===== Textauszug =====

Ungeachtet der Energieeffizienz bedeutet eine wachsende Anzahl Kommunikationspunkte aber auch eine höhere Nachfrage nach Displays. Wie hat sich denn letztes Jahr die Nachfrage nach Digital-Signage-Lösungen in der Schweiz entwickelt?
Grundsätzlich sehr gut. Wir bemerken in allen Branchen, dass Filialformate neu konzipiert werden und natürlich spielen digitale Medien hierbei eine wichtige Rolle. Die stationären Kanäle gewinnen wieder an Bedeutung, als ob sich Retailstores gegen den Onlinehandel aufbäumen. Ausserdem sind die Hardware-Preise sehr stark gefallen in den letzten Jahren. Dabei gab es substanzielle Veränderungen, die die Technologie selbst erschwinglich gemacht haben.
Haben sich dementsprechend auch die Anforderungen der Schweizer Kunden an die Lösungen und die Produkte verändert?
Ja, definitiv. Einerseits sieht man einen hohen Anspruch der Kunden an die Integration in die Innen- und Aussenarchitektur. Einfach einen Bildschirm an die Wand zu hängen, ist nicht mehr genug. Die häufigste Anforderung ist, dass die Lösung nahtlos in das Retailstore-Konzept, die Inneneinrichtung oder die Schaufenstergestaltung integriert werden muss. Ausserdem steigen die Anforderungen im Bereich der Aussteuerung der Inhalte. Ein Digital-Signage-Spot sollte nicht abertausende Franken kosten, denn es ist ein sehr kurzlebiges Medium. Entsprechend versucht man, einen hohen Automatisierungsgrad in der Contentproduktion zu erreichen. Schliesslich haben sich die Kundenansprüche auch bezüglich der Messbarkeit verändert. Die Relevanz des Kanals soll aufgezeigt und dynamisch auf die Veränderungen im Umfeld reagiert werden. Das wird unter anderem durch den Kostendruck im Marketing bedingt. Es muss belegt werden, dass die Investitionen auch tatsächlich etwas bringen.

=====

▶ [Aufgabenstellung]
Welche Anforderung an Digital-Signage-Lösungen bezeichnet der Textauszug als die häufigste? Die Daten sind eigenständiges Material und gehören nicht zum Textauszug.

===== Angezeigte Daten =====

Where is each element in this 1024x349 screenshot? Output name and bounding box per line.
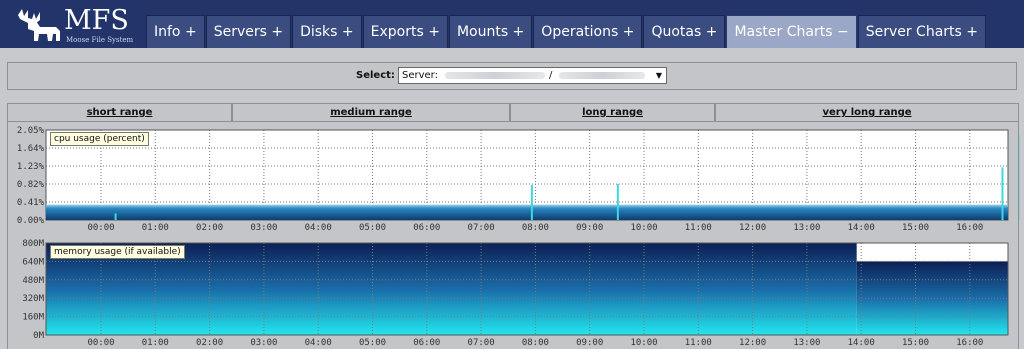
cpu-y-tick-label: 1.64% xyxy=(17,144,45,154)
cpu-y-tick-label: 0.00% xyxy=(17,216,45,226)
server-select-separator: / xyxy=(549,70,553,81)
mem-x-tick-label: 14:00 xyxy=(848,338,875,348)
mem-x-tick-label: 03:00 xyxy=(250,338,277,348)
cpu-x-tick-label: 07:00 xyxy=(468,223,495,233)
mem-y-tick-label: 320M xyxy=(22,294,44,304)
cpu-x-tick-label: 13:00 xyxy=(793,223,820,233)
dropdown-arrow-icon: ▼ xyxy=(655,71,662,80)
moose-icon xyxy=(14,7,60,41)
cpu-baseline-area xyxy=(46,204,1008,220)
charts-panel: 2.05% 1.64% 1.23% 0.82% 0.41% 0.00% 00:00 01:0… xyxy=(7,122,1020,349)
cpu-x-tick-label: 14:00 xyxy=(848,223,875,233)
cpu-y-tick-label: 2.05% xyxy=(17,126,45,136)
mem-y-tick-label: 160M xyxy=(22,313,44,323)
server-select-prefix: Server: xyxy=(402,70,438,81)
cpu-spike-bar xyxy=(616,184,619,220)
cpu-x-tick-label: 08:00 xyxy=(522,223,549,233)
cpu-spike-bar xyxy=(1001,167,1004,220)
select-label: Select: xyxy=(356,70,395,81)
mem-y-tick-label: 480M xyxy=(22,276,44,286)
main-tabs: Info + Servers + Disks + Exports + Mount… xyxy=(146,15,987,48)
cpu-x-tick-label: 15:00 xyxy=(902,223,929,233)
tab-master-charts[interactable]: Master Charts − xyxy=(726,15,857,48)
range-medium[interactable]: medium range xyxy=(232,103,510,122)
tab-operations[interactable]: Operations + xyxy=(533,15,643,48)
mem-x-tick-label: 01:00 xyxy=(142,338,169,348)
logo-subtitle: Moose File System xyxy=(66,36,134,44)
cpu-y-tick-label: 0.82% xyxy=(17,180,45,190)
mem-x-tick-label: 16:00 xyxy=(956,338,983,348)
cpu-x-tick-label: 12:00 xyxy=(739,223,766,233)
mem-y-tick-label: 0M xyxy=(33,331,44,341)
cpu-x-tick-label: 09:00 xyxy=(576,223,603,233)
top-header: MFS Moose File System Info + Servers + D… xyxy=(0,0,1024,48)
server-select-bar: Select: Server: / ▼ xyxy=(7,62,1017,90)
mem-x-tick-label: 05:00 xyxy=(359,338,386,348)
range-short[interactable]: short range xyxy=(7,103,232,122)
tab-quotas[interactable]: Quotas + xyxy=(643,15,726,48)
server-select[interactable]: Server: / ▼ xyxy=(398,67,667,84)
mem-x-tick-label: 10:00 xyxy=(630,338,657,348)
mem-x-tick-label: 00:00 xyxy=(87,338,114,348)
cpu-y-tick-label: 1.23% xyxy=(17,162,45,172)
tab-disks[interactable]: Disks + xyxy=(292,15,362,48)
cpu-x-tick-label: 06:00 xyxy=(413,223,440,233)
tab-exports[interactable]: Exports + xyxy=(362,15,448,48)
range-very-long[interactable]: very long range xyxy=(715,103,1019,122)
cpu-spike-bar xyxy=(114,213,117,220)
mem-y-ticks: 800M 640M 480M 320M 160M 0M xyxy=(22,239,44,341)
mem-x-tick-label: 11:00 xyxy=(685,338,712,348)
mem-y-tick-label: 640M xyxy=(22,257,44,267)
tab-info[interactable]: Info + xyxy=(146,15,205,48)
range-selector: short range medium range long range very… xyxy=(7,103,1019,122)
cpu-x-tick-label: 04:00 xyxy=(305,223,332,233)
cpu-spike-bar xyxy=(530,184,533,220)
cpu-y-tick-label: 0.41% xyxy=(17,198,45,208)
tab-servers[interactable]: Servers + xyxy=(205,15,292,48)
cpu-x-ticks: 00:00 01:00 02:00 03:00 04:00 05:00 06:00 07:00… xyxy=(87,223,983,233)
mem-x-tick-label: 12:00 xyxy=(739,338,766,348)
cpu-chart-title: cpu usage (percent) xyxy=(50,132,149,146)
cpu-y-ticks: 2.05% 1.64% 1.23% 0.82% 0.41% 0.00% xyxy=(17,126,45,226)
cpu-x-tick-label: 10:00 xyxy=(630,223,657,233)
cpu-x-tick-label: 00:00 xyxy=(87,223,114,233)
mem-x-tick-label: 02:00 xyxy=(196,338,223,348)
redacted-server-name xyxy=(445,72,545,79)
logo-title: MFS xyxy=(64,5,129,36)
mem-x-tick-label: 07:00 xyxy=(468,338,495,348)
cpu-x-tick-label: 11:00 xyxy=(685,223,712,233)
cpu-x-tick-label: 16:00 xyxy=(956,223,983,233)
cpu-x-tick-label: 01:00 xyxy=(142,223,169,233)
mem-x-tick-label: 13:00 xyxy=(793,338,820,348)
mem-x-tick-label: 09:00 xyxy=(576,338,603,348)
cpu-x-tick-label: 03:00 xyxy=(250,223,277,233)
cpu-x-tick-label: 05:00 xyxy=(359,223,386,233)
memory-chart-title: memory usage (if available) xyxy=(50,245,185,259)
cpu-x-tick-label: 02:00 xyxy=(196,223,223,233)
mem-x-tick-label: 06:00 xyxy=(413,338,440,348)
mem-x-tick-label: 04:00 xyxy=(305,338,332,348)
redacted-server-port xyxy=(559,72,645,79)
mem-y-tick-label: 800M xyxy=(22,239,44,249)
mfs-logo[interactable]: MFS Moose File System xyxy=(6,3,142,45)
charts-canvas: 2.05% 1.64% 1.23% 0.82% 0.41% 0.00% 00:00 01:0… xyxy=(17,126,1020,348)
range-long[interactable]: long range xyxy=(510,103,715,122)
mem-x-tick-label: 08:00 xyxy=(522,338,549,348)
tab-server-charts[interactable]: Server Charts + xyxy=(857,15,986,48)
mem-x-tick-label: 15:00 xyxy=(902,338,929,348)
tab-mounts[interactable]: Mounts + xyxy=(448,15,533,48)
mem-x-ticks: 00:00 01:00 02:00 03:00 04:00 05:00 06:00 07:00… xyxy=(87,338,983,348)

=====

▶ [Schriftliche Antwort]
Die Lösung muss nahtlos in das Retailstore-Konzept, die Inneneinrichtung oder die Schaufenstergestaltung integriert werden.